* [What to work on]: Answer with nothing except the number of lines that contain the word "INFORMATION".

* [Data supplied]:
★ ★ ★

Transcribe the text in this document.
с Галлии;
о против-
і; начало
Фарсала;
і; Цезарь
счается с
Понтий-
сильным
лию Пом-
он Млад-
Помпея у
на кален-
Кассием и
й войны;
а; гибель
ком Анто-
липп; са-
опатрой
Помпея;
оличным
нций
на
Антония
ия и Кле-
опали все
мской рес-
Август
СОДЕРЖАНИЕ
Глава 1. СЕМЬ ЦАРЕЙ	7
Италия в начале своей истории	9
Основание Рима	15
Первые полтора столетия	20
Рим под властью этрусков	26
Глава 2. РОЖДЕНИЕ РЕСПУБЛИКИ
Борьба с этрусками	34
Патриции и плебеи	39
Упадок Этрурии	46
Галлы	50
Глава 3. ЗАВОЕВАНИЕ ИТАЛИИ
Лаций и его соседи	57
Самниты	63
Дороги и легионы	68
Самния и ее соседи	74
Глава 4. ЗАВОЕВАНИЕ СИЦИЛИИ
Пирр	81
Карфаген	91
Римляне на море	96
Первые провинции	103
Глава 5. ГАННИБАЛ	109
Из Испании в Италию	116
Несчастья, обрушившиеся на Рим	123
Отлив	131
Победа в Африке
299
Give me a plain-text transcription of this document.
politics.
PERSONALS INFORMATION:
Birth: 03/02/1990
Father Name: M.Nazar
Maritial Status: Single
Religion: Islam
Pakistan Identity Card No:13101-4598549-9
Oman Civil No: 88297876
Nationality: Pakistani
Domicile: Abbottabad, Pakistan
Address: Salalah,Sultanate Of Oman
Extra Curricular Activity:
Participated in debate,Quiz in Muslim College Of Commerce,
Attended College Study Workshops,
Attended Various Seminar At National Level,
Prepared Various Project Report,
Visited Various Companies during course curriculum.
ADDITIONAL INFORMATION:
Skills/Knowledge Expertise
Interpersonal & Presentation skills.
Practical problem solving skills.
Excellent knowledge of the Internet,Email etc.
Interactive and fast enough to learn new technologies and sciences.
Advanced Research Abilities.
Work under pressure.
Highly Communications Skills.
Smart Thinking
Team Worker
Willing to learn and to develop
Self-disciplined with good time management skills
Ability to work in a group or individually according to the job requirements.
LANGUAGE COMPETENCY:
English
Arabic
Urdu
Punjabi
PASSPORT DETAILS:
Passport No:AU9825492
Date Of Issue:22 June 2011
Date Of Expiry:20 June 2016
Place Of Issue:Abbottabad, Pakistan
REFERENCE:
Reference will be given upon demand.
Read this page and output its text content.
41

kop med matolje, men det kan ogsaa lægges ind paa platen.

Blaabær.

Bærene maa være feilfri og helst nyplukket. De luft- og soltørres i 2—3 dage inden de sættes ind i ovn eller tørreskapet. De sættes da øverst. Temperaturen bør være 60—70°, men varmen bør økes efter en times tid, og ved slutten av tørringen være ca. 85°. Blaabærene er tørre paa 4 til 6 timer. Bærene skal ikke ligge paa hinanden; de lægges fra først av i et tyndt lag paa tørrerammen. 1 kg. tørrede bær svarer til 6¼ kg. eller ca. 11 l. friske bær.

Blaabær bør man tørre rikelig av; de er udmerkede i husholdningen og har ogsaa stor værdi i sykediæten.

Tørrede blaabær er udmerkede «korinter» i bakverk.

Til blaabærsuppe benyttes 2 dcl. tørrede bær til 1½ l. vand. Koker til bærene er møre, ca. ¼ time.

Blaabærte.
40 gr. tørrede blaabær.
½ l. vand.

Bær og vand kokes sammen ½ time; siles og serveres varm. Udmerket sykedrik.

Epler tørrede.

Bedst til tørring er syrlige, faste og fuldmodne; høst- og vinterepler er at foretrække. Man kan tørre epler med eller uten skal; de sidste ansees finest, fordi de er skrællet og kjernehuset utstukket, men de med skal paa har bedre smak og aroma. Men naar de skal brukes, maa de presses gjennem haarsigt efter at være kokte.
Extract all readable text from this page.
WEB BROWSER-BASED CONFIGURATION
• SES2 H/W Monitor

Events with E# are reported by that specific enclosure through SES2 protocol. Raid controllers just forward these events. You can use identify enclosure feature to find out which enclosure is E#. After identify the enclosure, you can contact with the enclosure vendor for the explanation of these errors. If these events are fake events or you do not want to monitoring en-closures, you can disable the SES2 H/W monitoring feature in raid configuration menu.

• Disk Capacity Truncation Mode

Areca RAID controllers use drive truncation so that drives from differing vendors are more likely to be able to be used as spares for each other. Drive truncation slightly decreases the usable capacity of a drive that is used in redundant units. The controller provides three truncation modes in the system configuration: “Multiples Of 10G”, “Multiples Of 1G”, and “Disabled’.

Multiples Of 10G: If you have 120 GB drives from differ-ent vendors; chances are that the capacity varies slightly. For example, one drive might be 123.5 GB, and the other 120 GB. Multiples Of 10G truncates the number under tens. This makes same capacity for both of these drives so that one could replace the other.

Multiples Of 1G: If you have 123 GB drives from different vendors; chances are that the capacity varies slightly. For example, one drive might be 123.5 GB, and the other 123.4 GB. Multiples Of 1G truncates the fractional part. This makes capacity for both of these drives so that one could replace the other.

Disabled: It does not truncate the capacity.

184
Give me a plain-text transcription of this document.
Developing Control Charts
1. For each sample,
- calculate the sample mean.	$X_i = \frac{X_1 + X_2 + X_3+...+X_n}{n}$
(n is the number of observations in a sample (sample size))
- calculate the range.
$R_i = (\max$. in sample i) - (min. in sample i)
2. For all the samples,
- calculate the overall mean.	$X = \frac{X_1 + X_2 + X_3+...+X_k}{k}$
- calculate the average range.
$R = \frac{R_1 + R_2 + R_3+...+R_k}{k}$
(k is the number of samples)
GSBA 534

★ ★ ★

* [In response]: 2